* **Data shown**
— BEGIN —
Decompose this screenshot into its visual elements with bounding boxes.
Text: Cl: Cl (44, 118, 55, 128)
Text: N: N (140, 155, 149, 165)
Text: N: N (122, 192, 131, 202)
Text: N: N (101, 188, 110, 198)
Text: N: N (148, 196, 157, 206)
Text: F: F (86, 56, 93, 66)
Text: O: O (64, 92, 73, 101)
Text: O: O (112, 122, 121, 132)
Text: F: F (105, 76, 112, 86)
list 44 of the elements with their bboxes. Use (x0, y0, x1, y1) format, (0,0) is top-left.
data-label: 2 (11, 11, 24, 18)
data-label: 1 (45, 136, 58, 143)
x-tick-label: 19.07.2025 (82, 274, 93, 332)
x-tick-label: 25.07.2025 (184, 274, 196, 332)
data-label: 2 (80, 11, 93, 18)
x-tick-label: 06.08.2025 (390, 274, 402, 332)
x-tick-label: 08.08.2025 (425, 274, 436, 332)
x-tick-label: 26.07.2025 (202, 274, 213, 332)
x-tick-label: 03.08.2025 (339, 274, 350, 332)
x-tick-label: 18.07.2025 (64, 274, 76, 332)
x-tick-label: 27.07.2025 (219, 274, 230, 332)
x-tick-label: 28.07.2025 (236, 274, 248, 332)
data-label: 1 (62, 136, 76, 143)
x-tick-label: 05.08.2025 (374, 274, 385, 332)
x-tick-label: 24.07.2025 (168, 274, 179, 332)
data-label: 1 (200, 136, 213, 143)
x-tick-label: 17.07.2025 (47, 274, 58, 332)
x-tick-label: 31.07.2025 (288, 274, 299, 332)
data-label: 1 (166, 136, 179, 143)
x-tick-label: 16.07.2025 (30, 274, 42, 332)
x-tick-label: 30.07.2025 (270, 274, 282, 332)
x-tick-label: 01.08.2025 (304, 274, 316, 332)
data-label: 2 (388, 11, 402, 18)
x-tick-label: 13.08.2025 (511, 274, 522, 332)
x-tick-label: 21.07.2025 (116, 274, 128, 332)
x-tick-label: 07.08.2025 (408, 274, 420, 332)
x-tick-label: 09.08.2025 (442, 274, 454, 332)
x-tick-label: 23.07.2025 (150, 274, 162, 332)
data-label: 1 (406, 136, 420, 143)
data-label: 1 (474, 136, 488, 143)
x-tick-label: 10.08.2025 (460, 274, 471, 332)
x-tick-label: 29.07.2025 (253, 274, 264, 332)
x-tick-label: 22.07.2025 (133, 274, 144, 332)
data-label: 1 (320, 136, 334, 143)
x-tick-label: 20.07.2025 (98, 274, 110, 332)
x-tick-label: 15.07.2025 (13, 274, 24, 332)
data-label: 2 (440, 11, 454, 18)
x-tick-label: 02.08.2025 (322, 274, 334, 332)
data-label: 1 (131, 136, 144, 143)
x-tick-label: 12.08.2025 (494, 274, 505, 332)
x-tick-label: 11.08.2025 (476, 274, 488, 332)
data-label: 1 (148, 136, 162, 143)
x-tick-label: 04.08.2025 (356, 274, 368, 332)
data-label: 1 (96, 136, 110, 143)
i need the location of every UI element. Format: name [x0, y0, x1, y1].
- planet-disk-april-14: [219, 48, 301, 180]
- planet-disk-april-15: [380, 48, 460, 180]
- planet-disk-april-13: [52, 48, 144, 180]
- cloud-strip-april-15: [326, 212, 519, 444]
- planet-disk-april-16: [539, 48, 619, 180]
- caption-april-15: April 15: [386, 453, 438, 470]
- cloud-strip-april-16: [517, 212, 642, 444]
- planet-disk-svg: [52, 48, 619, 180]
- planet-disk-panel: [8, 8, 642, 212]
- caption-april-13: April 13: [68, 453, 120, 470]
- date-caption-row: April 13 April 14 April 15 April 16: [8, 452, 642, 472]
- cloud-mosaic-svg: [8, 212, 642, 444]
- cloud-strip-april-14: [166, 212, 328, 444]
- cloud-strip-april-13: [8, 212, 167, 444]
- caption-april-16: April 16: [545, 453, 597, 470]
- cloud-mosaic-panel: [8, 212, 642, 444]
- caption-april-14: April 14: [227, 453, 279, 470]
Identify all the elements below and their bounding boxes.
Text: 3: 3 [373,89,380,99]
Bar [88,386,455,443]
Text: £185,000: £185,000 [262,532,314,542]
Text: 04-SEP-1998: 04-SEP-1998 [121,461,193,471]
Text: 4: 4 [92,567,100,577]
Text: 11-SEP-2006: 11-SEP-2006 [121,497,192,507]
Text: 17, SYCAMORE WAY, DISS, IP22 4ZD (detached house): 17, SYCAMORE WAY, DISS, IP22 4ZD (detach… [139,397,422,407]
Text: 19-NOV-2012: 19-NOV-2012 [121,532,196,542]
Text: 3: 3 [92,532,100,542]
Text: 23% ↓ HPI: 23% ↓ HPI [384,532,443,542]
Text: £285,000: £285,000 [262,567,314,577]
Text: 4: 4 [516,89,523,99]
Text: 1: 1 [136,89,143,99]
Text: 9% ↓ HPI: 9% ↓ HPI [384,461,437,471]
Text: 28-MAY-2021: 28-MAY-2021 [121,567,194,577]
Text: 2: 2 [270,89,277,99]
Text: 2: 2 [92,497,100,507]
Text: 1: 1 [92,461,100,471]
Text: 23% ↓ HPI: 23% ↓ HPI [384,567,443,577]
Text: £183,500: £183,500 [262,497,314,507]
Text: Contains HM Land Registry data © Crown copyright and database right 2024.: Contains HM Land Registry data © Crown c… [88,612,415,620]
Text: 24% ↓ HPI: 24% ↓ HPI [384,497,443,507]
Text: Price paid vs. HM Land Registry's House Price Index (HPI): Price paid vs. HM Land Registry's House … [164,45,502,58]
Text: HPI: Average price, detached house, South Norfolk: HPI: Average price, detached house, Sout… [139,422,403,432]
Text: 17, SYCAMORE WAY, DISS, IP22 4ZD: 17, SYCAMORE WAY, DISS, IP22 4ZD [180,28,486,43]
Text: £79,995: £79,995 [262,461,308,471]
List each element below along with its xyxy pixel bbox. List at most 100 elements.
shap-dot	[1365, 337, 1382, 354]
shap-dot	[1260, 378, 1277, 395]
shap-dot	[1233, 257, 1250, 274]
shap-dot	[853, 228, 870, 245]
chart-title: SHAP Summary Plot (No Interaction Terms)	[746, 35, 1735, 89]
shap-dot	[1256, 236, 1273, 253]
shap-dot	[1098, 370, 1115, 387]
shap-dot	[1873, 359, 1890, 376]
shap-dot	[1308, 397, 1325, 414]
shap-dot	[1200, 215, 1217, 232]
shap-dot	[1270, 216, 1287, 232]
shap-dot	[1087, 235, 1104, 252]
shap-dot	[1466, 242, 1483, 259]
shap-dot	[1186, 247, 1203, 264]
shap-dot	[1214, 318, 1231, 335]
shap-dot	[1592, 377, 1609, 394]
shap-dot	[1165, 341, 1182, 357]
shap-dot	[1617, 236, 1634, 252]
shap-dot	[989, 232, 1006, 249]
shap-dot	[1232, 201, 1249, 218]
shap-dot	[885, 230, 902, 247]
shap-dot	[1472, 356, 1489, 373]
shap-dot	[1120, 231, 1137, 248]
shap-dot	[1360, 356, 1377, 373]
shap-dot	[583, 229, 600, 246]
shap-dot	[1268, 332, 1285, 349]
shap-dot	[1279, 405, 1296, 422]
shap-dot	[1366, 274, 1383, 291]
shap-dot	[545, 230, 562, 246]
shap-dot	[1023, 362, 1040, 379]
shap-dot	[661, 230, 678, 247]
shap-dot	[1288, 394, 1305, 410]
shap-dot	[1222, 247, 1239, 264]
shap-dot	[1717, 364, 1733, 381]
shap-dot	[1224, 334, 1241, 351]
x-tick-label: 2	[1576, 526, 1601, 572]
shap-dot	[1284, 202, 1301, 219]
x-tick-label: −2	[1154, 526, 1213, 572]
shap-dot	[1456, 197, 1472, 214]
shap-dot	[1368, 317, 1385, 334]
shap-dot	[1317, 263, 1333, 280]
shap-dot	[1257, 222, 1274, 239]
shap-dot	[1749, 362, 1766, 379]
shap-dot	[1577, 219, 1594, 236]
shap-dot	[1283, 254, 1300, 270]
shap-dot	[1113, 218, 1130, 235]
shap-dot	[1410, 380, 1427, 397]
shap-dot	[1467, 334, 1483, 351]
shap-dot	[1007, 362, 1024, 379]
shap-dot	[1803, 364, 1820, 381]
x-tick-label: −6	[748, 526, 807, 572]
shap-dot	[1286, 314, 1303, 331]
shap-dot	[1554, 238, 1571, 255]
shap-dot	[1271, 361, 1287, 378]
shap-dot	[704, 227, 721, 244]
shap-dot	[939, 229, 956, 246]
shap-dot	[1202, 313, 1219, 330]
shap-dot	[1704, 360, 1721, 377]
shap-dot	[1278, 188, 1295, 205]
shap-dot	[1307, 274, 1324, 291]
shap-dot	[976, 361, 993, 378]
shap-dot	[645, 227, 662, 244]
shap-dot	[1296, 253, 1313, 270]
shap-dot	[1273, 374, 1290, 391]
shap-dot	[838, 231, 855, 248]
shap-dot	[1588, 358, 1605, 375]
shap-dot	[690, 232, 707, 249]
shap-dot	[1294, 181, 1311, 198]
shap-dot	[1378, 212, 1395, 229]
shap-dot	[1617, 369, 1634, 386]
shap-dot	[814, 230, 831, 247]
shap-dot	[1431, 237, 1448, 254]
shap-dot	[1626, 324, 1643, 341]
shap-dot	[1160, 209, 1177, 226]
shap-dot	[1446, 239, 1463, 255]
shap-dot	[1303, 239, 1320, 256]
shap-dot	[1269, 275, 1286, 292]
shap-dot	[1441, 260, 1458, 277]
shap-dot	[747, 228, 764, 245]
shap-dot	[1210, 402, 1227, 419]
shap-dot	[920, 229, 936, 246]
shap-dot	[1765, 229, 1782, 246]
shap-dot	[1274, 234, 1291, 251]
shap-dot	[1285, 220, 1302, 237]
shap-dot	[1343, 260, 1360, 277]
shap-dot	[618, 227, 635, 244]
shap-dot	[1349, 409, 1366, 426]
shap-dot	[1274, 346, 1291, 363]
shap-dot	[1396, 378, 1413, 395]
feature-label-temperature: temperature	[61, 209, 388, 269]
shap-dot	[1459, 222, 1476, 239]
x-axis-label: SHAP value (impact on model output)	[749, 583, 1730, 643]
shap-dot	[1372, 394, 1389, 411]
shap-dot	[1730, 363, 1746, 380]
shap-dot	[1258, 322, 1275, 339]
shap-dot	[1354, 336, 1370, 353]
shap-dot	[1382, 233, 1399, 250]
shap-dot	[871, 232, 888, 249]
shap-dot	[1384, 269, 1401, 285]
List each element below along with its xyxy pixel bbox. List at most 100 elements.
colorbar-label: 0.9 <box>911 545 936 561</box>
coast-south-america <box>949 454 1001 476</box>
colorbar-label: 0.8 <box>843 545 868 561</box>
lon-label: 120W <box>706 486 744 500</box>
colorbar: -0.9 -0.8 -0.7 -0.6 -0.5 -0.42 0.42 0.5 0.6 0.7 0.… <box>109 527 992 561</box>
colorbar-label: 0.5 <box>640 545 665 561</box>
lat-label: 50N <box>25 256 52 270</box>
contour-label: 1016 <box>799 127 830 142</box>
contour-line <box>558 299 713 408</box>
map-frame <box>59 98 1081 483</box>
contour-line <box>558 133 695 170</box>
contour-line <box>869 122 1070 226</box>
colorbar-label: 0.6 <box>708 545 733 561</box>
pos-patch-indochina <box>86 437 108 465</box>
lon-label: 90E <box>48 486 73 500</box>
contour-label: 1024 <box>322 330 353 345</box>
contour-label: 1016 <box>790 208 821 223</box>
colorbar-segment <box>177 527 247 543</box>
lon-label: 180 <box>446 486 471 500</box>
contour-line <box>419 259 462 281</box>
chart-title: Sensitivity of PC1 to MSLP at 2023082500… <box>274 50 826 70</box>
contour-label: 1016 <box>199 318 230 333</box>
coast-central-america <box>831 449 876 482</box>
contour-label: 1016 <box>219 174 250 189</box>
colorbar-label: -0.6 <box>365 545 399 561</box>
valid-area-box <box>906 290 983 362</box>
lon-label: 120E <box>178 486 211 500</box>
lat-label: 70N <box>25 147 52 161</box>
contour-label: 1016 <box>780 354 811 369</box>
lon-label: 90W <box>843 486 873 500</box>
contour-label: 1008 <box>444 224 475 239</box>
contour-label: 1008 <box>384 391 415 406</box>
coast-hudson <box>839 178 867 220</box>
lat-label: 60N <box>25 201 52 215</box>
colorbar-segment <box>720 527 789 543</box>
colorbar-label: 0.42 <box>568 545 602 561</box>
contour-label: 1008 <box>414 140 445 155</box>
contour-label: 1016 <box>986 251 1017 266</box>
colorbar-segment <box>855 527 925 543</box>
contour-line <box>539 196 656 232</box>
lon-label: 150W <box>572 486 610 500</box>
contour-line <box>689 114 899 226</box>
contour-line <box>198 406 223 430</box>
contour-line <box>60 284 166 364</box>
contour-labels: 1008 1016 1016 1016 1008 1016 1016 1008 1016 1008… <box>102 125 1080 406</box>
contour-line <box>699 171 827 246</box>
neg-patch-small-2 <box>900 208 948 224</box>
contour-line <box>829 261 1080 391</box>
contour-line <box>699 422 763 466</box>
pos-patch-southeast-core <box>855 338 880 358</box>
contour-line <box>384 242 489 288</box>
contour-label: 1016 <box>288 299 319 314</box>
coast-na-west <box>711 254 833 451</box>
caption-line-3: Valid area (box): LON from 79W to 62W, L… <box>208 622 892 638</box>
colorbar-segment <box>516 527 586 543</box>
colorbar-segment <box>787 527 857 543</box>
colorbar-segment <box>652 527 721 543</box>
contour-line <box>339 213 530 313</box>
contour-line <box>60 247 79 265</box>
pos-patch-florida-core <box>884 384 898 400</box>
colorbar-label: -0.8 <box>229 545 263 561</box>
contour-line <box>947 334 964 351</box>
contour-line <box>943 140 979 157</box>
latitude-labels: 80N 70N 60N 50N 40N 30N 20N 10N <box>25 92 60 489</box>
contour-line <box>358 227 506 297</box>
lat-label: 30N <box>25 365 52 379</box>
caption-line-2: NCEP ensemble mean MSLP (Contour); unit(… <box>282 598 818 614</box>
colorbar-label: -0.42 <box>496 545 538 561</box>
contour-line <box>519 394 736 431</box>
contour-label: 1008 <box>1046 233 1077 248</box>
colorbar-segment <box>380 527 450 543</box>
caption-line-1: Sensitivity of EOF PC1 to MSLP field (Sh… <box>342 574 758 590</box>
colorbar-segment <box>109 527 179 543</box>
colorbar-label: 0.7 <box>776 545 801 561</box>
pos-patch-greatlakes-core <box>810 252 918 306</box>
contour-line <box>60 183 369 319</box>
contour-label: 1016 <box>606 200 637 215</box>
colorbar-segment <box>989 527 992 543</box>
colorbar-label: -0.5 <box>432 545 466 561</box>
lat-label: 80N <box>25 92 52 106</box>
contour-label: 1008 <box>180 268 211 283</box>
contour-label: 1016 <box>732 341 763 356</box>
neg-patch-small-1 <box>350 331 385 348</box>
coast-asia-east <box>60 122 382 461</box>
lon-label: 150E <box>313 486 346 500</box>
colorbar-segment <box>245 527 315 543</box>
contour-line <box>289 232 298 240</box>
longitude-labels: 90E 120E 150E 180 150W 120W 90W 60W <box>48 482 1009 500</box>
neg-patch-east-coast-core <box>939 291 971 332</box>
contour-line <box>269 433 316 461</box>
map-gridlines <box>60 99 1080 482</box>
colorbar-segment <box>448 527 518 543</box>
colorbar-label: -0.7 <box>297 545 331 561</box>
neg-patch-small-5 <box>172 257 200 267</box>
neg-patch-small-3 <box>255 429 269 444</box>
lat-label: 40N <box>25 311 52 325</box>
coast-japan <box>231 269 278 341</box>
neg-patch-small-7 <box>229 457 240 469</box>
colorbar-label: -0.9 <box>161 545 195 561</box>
— END —
* **Work required**
Format everything from the start of the records down to the line containing "x-tick-label: 21.07.2025 (116, 274, 128, 332)", with both ends included, as a Markdown table with the columns No. and Text. Put a row number under No. and the line under Text, and leave out blank lines.

* **Solution for this problem**
| No. | Text |
|---|---|
| 1 | Decompose this screenshot into its visual elements with bounding boxes. |
| 2 | Text: Cl: Cl (44, 118, 55, 128) |
| 3 | Text: N: N (140, 155, 149, 165) |
| 4 | Text: N: N (122, 192, 131, 202) |
| 5 | Text: N: N (101, 188, 110, 198) |
| 6 | Text: N: N (148, 196, 157, 206) |
| 7 | Text: F: F (86, 56, 93, 66) |
| 8 | Text: O: O (64, 92, 73, 101) |
| 9 | Text: O: O (112, 122, 121, 132) |
| 10 | Text: F: F (105, 76, 112, 86) |
| 11 | list 44 of the elements with their bboxes. Use (x0, y0, x1, y1) format, (0,0) is top-left. |
| 12 | data-label: 2 (11, 11, 24, 18) |
| 13 | data-label: 1 (45, 136, 58, 143) |
| 14 | x-tick-label: 19.07.2025 (82, 274, 93, 332) |
| 15 | x-tick-label: 25.07.2025 (184, 274, 196, 332) |
| 16 | data-label: 2 (80, 11, 93, 18) |
| 17 | x-tick-label: 06.08.2025 (390, 274, 402, 332) |
| 18 | x-tick-label: 08.08.2025 (425, 274, 436, 332) |
| 19 | x-tick-label: 26.07.2025 (202, 274, 213, 332) |
| 20 | x-tick-label: 03.08.2025 (339, 274, 350, 332) |
| 21 | x-tick-label: 18.07.2025 (64, 274, 76, 332) |
| 22 | x-tick-label: 27.07.2025 (219, 274, 230, 332) |
| 23 | x-tick-label: 28.07.2025 (236, 274, 248, 332) |
| 24 | data-label: 1 (62, 136, 76, 143) |
| 25 | x-tick-label: 05.08.2025 (374, 274, 385, 332) |
| 26 | x-tick-label: 24.07.2025 (168, 274, 179, 332) |
| 27 | data-label: 1 (200, 136, 213, 143) |
| 28 | x-tick-label: 17.07.2025 (47, 274, 58, 332) |
| 29 | x-tick-label: 31.07.2025 (288, 274, 299, 332) |
| 30 | data-label: 1 (166, 136, 179, 143) |
| 31 | x-tick-label: 16.07.2025 (30, 274, 42, 332) |
| 32 | x-tick-label: 30.07.2025 (270, 274, 282, 332) |
| 33 | x-tick-label: 01.08.2025 (304, 274, 316, 332) |
| 34 | data-label: 2 (388, 11, 402, 18) |
| 35 | x-tick-label: 13.08.2025 (511, 274, 522, 332) |
| 36 | x-tick-label: 21.07.2025 (116, 274, 128, 332) |